>> BEGIN

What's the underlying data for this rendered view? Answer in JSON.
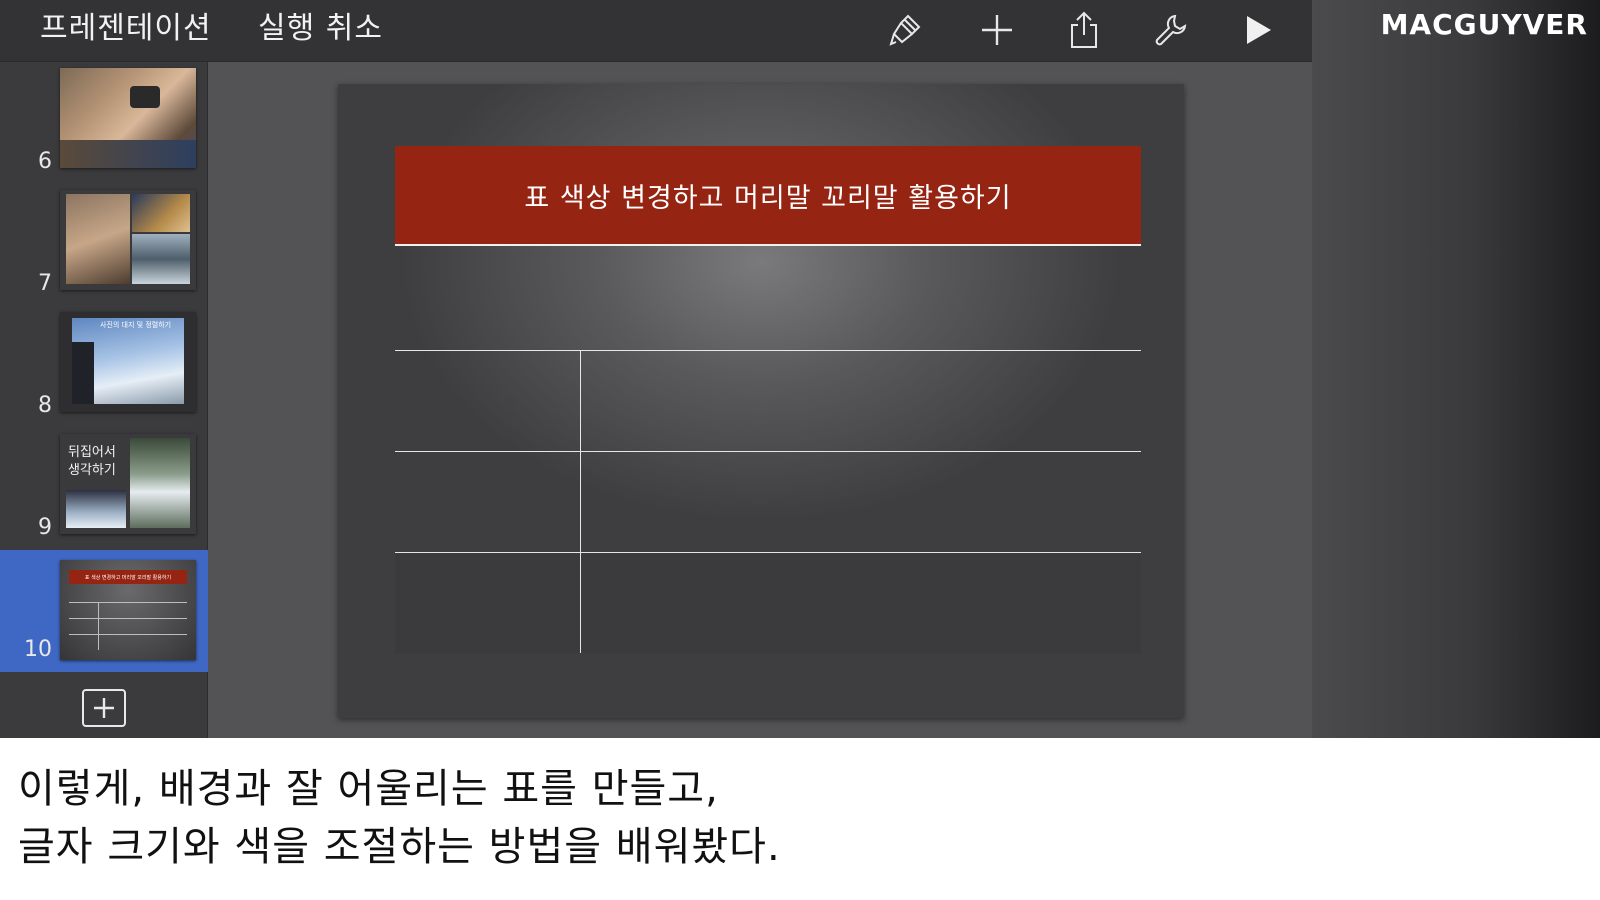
{
  "toolbar": {
    "presentation_label": "프레젠테이션",
    "undo_label": "실행 취소",
    "icons": [
      "format-brush-icon",
      "add-icon",
      "share-icon",
      "wrench-icon",
      "play-icon"
    ]
  },
  "brand": "MACGUYVER",
  "sidebar": {
    "slides": [
      {
        "number": "6"
      },
      {
        "number": "7"
      },
      {
        "number": "8",
        "thumb_text": "사진의 대지 및 정렬하기"
      },
      {
        "number": "9",
        "thumb_text_line1": "뒤집어서",
        "thumb_text_line2": "생각하기"
      },
      {
        "number": "10",
        "selected": true,
        "thumb_text": "표 색상 변경하고 머리말 꼬리말 활용하기"
      }
    ]
  },
  "slide": {
    "title": "표 색상 변경하고 머리말 꼬리말 활용하기",
    "title_color": "#962412",
    "table_rows": 3,
    "table_cols": 2
  },
  "caption": {
    "line1": "이렇게, 배경과 잘 어울리는 표를 만들고,",
    "line2": "글자 크기와 색을 조절하는 방법을 배워봤다."
  },
  "colors": {
    "selection": "#3f68c4",
    "toolbar": "#333335"
  }
}
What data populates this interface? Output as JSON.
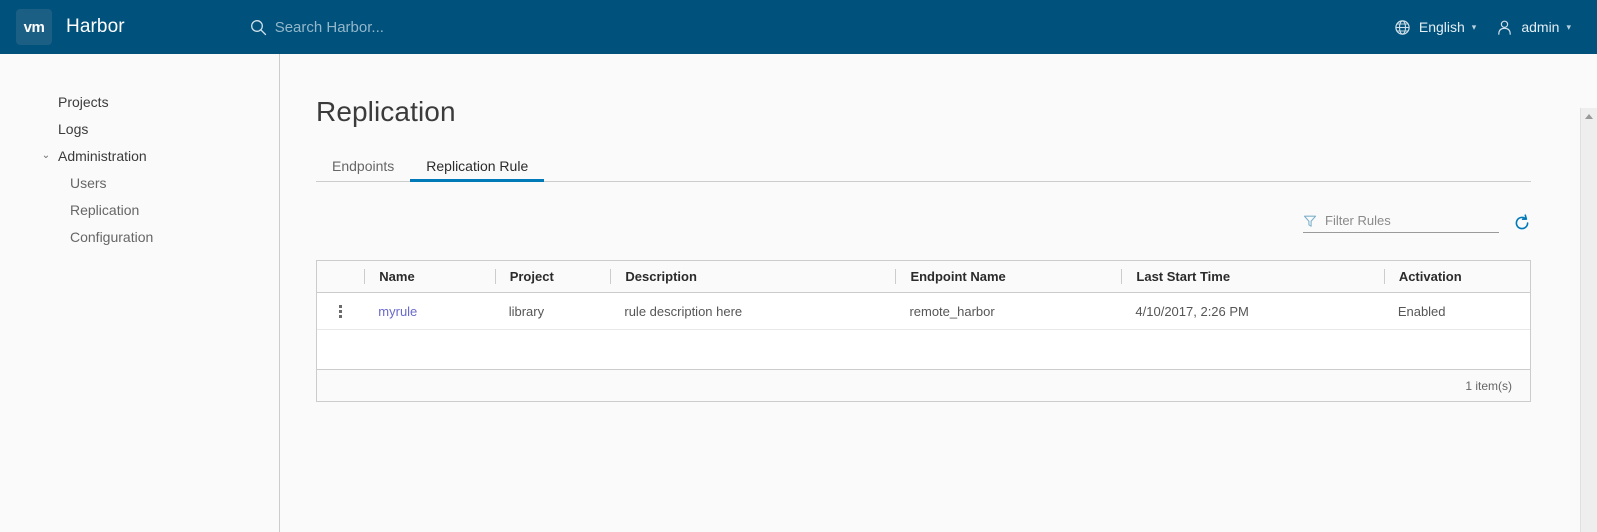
{
  "colors": {
    "header_bg": "#00517b",
    "accent": "#0079b8",
    "link": "#6a6acb",
    "logo_bg": "#1c5f84"
  },
  "header": {
    "logo_text": "vm",
    "brand_title": "Harbor",
    "search": {
      "icon": "search-icon",
      "placeholder": "Search Harbor..."
    },
    "language": {
      "icon": "globe-icon",
      "label": "English",
      "caret": "⌄"
    },
    "account": {
      "icon": "user-icon",
      "label": "admin",
      "caret": "⌄"
    }
  },
  "sidebar": {
    "items": [
      {
        "label": "Projects",
        "level": "top"
      },
      {
        "label": "Logs",
        "level": "top"
      },
      {
        "label": "Administration",
        "level": "group",
        "chevron": "⌄"
      },
      {
        "label": "Users",
        "level": "child"
      },
      {
        "label": "Replication",
        "level": "child"
      },
      {
        "label": "Configuration",
        "level": "child"
      }
    ]
  },
  "main": {
    "page_title": "Replication",
    "tabs": [
      {
        "label": "Endpoints",
        "active": false
      },
      {
        "label": "Replication Rule",
        "active": true
      }
    ],
    "toolbar": {
      "filter_icon": "filter-icon",
      "filter_placeholder": "Filter Rules",
      "filter_value": "",
      "refresh_icon": "refresh-icon"
    },
    "table": {
      "columns": [
        "Name",
        "Project",
        "Description",
        "Endpoint Name",
        "Last Start Time",
        "Activation"
      ],
      "rows": [
        {
          "actions_icon": "kebab-menu-icon",
          "name": "myrule",
          "project": "library",
          "description": "rule description here",
          "endpoint_name": "remote_harbor",
          "last_start_time": "4/10/2017, 2:26 PM",
          "activation": "Enabled"
        }
      ],
      "footer_count": "1 item(s)"
    }
  }
}
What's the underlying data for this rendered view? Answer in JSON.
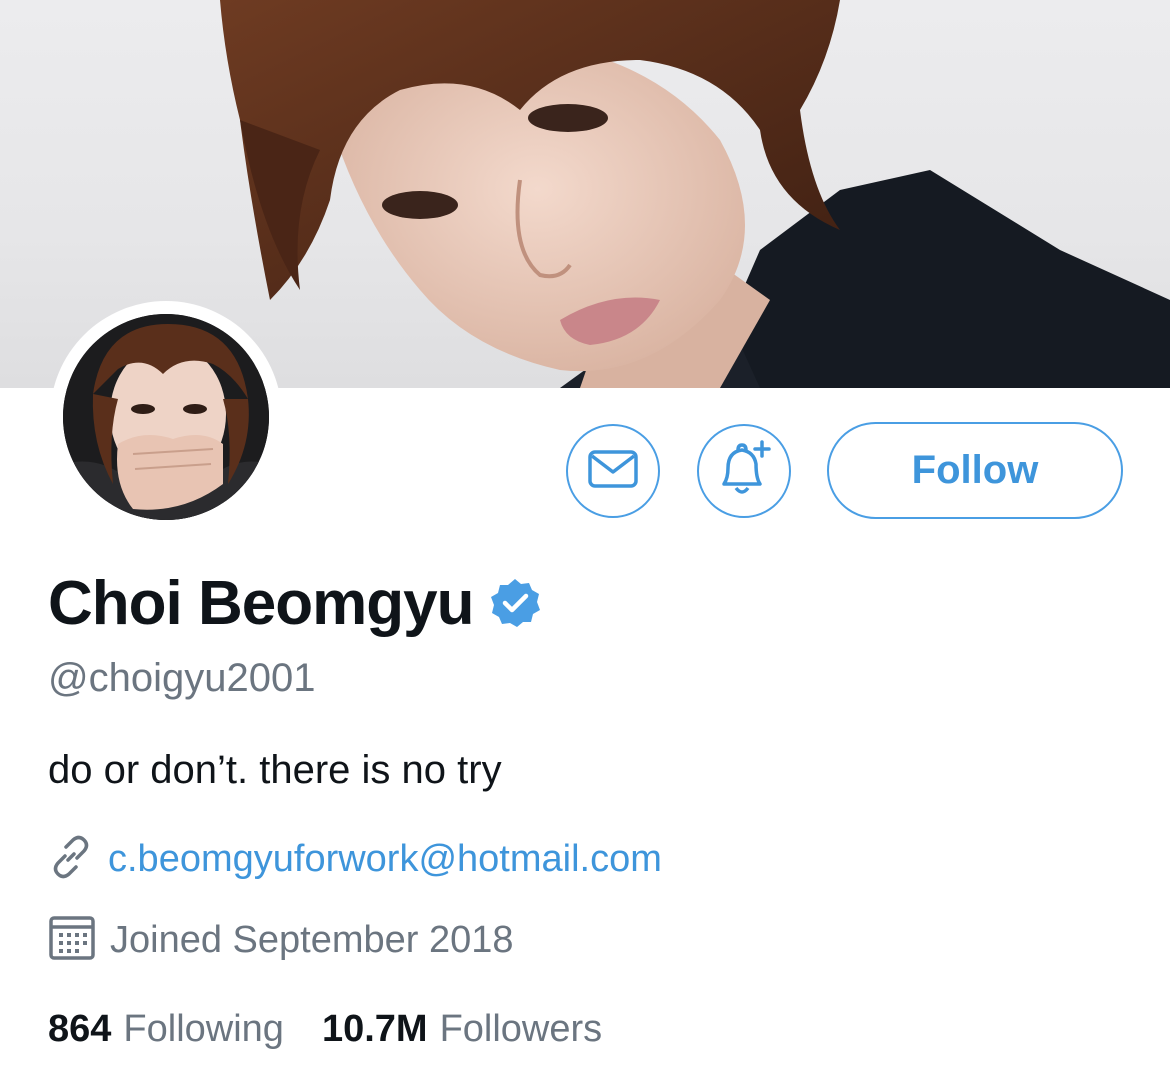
{
  "profile": {
    "display_name": "Choi Beomgyu",
    "handle": "@choigyu2001",
    "bio": "do or don’t. there is no try",
    "link": "c.beomgyuforwork@hotmail.com",
    "joined": "Joined September 2018",
    "following_count": "864",
    "following_label": "Following",
    "followers_count": "10.7M",
    "followers_label": "Followers"
  },
  "actions": {
    "follow_label": "Follow",
    "message_icon": "envelope-icon",
    "notify_icon": "bell-plus-icon"
  },
  "icons": {
    "verified": "verified-badge-icon",
    "link": "link-icon",
    "calendar": "calendar-icon"
  },
  "colors": {
    "accent": "#3e95db",
    "verified": "#4a9ee4",
    "text_primary": "#0f1419",
    "text_secondary": "#6b7580"
  }
}
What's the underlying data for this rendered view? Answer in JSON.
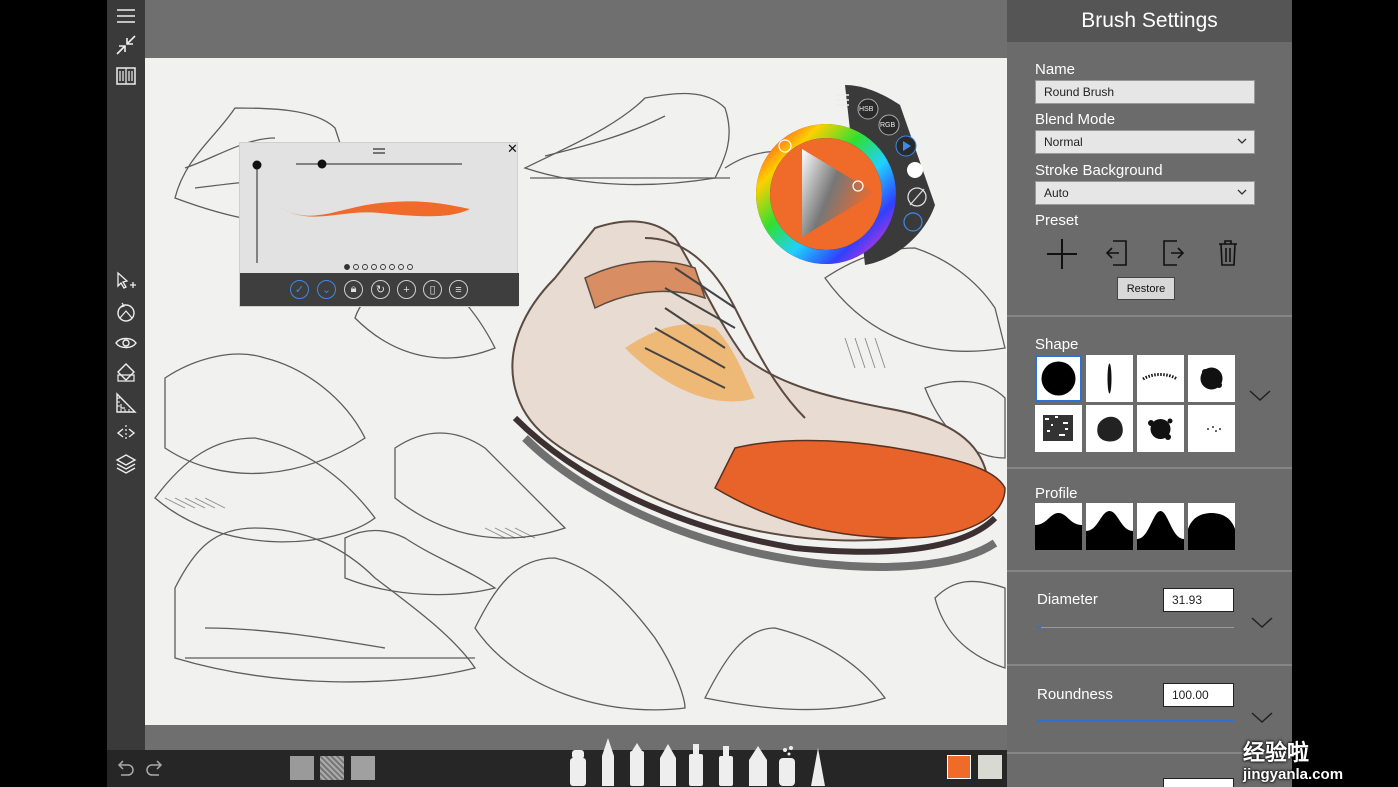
{
  "panel": {
    "title": "Brush Settings",
    "name_label": "Name",
    "name_value": "Round Brush",
    "blend_label": "Blend Mode",
    "blend_value": "Normal",
    "stroke_label": "Stroke Background",
    "stroke_value": "Auto",
    "preset_label": "Preset",
    "restore_label": "Restore",
    "shape_label": "Shape",
    "profile_label": "Profile",
    "diameter_label": "Diameter",
    "diameter_value": "31.93",
    "diameter_level": 0.02,
    "roundness_label": "Roundness",
    "roundness_value": "100.00",
    "roundness_level": 1.0
  },
  "color_puck": {
    "hsb_label": "HSB",
    "rgb_label": "RGB"
  },
  "colors": {
    "accent": "#2c72d6",
    "primary_swatch": "#f06a2a",
    "secondary_swatch": "#d9d9d3",
    "stroke_preview": "#f06a2a"
  },
  "watermark": {
    "text": "经验啦",
    "url": "jingyanla.com"
  },
  "icons": [
    "menu-icon",
    "collapse-icon",
    "book-icon",
    "select-transform-icon",
    "rotate-icon",
    "eye-icon",
    "fill-icon",
    "ruler-icon",
    "symmetry-icon",
    "layers-icon",
    "undo-icon",
    "redo-icon"
  ]
}
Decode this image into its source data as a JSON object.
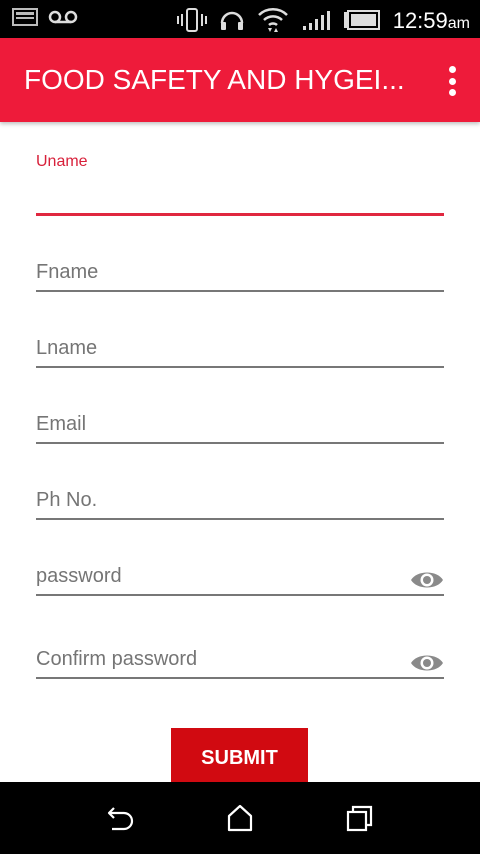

>> END

**STATED GOAL:**
Write the material out again exactly as it appears, dropping the pictures.

**REPLY TO THE TASK:**
What's the underlying data for this rendered view? Answer in JSON.
{
  "toolbar": {
    "presentation_label": "프레젠테이션",
    "undo_label": "실행 취소",
    "icons": [
      "format-brush-icon",
      "add-icon",
      "share-icon",
      "wrench-icon",
      "play-icon"
    ]
  },
  "brand": "MACGUYVER",
  "sidebar": {
    "slides": [
      {
        "number": "6"
      },
      {
        "number": "7"
      },
      {
        "number": "8",
        "thumb_text": "사진의 대지 및 정렬하기"
      },
      {
        "number": "9",
        "thumb_text_line1": "뒤집어서",
        "thumb_text_line2": "생각하기"
      },
      {
        "number": "10",
        "selected": true,
        "thumb_text": "표 색상 변경하고 머리말 꼬리말 활용하기"
      }
    ]
  },
  "slide": {
    "title": "표 색상 변경하고 머리말 꼬리말 활용하기",
    "title_color": "#962412",
    "table_rows": 3,
    "table_cols": 2
  },
  "caption": {
    "line1": "이렇게, 배경과 잘 어울리는 표를 만들고,",
    "line2": "글자 크기와 색을 조절하는 방법을 배워봤다."
  },
  "colors": {
    "selection": "#3f68c4",
    "toolbar": "#333335"
  }
}
What data populates this interface? Output as JSON.
{
  "colors": {
    "header_bg": "#00517b",
    "accent": "#0079b8",
    "link": "#6a6acb",
    "logo_bg": "#1c5f84"
  },
  "header": {
    "logo_text": "vm",
    "brand_title": "Harbor",
    "search": {
      "icon": "search-icon",
      "placeholder": "Search Harbor..."
    },
    "language": {
      "icon": "globe-icon",
      "label": "English",
      "caret": "⌄"
    },
    "account": {
      "icon": "user-icon",
      "label": "admin",
      "caret": "⌄"
    }
  },
  "sidebar": {
    "items": [
      {
        "label": "Projects",
        "level": "top"
      },
      {
        "label": "Logs",
        "level": "top"
      },
      {
        "label": "Administration",
        "level": "group",
        "chevron": "⌄"
      },
      {
        "label": "Users",
        "level": "child"
      },
      {
        "label": "Replication",
        "level": "child"
      },
      {
        "label": "Configuration",
        "level": "child"
      }
    ]
  },
  "main": {
    "page_title": "Replication",
    "tabs": [
      {
        "label": "Endpoints",
        "active": false
      },
      {
        "label": "Replication Rule",
        "active": true
      }
    ],
    "toolbar": {
      "filter_icon": "filter-icon",
      "filter_placeholder": "Filter Rules",
      "filter_value": "",
      "refresh_icon": "refresh-icon"
    },
    "table": {
      "columns": [
        "Name",
        "Project",
        "Description",
        "Endpoint Name",
        "Last Start Time",
        "Activation"
      ],
      "rows": [
        {
          "actions_icon": "kebab-menu-icon",
          "name": "myrule",
          "project": "library",
          "description": "rule description here",
          "endpoint_name": "remote_harbor",
          "last_start_time": "4/10/2017, 2:26 PM",
          "activation": "Enabled"
        }
      ],
      "footer_count": "1 item(s)"
    }
  }
}
What's the underlying data for this rendered view? Answer in JSON.
{
  "profile": {
    "display_name": "Choi Beomgyu",
    "handle": "@choigyu2001",
    "bio": "do or don’t. there is no try",
    "link": "c.beomgyuforwork@hotmail.com",
    "joined": "Joined September 2018",
    "following_count": "864",
    "following_label": "Following",
    "followers_count": "10.7M",
    "followers_label": "Followers"
  },
  "actions": {
    "follow_label": "Follow",
    "message_icon": "envelope-icon",
    "notify_icon": "bell-plus-icon"
  },
  "icons": {
    "verified": "verified-badge-icon",
    "link": "link-icon",
    "calendar": "calendar-icon"
  },
  "colors": {
    "accent": "#3e95db",
    "verified": "#4a9ee4",
    "text_primary": "#0f1419",
    "text_secondary": "#6b7580"
  }
}
What's the underlying data for this rendered view? Answer in JSON.
{
  "panel": {
    "title": "Brush Settings",
    "name_label": "Name",
    "name_value": "Round Brush",
    "blend_label": "Blend Mode",
    "blend_value": "Normal",
    "stroke_label": "Stroke Background",
    "stroke_value": "Auto",
    "preset_label": "Preset",
    "restore_label": "Restore",
    "shape_label": "Shape",
    "profile_label": "Profile",
    "diameter_label": "Diameter",
    "diameter_value": "31.93",
    "diameter_level": 0.02,
    "roundness_label": "Roundness",
    "roundness_value": "100.00",
    "roundness_level": 1.0
  },
  "color_puck": {
    "hsb_label": "HSB",
    "rgb_label": "RGB"
  },
  "colors": {
    "accent": "#2c72d6",
    "primary_swatch": "#f06a2a",
    "secondary_swatch": "#d9d9d3",
    "stroke_preview": "#f06a2a"
  },
  "watermark": {
    "text": "经验啦",
    "url": "jingyanla.com"
  },
  "icons": [
    "menu-icon",
    "collapse-icon",
    "book-icon",
    "select-transform-icon",
    "rotate-icon",
    "eye-icon",
    "fill-icon",
    "ruler-icon",
    "symmetry-icon",
    "layers-icon",
    "undo-icon",
    "redo-icon"
  ]
}
Decode this image into its source data as a JSON object.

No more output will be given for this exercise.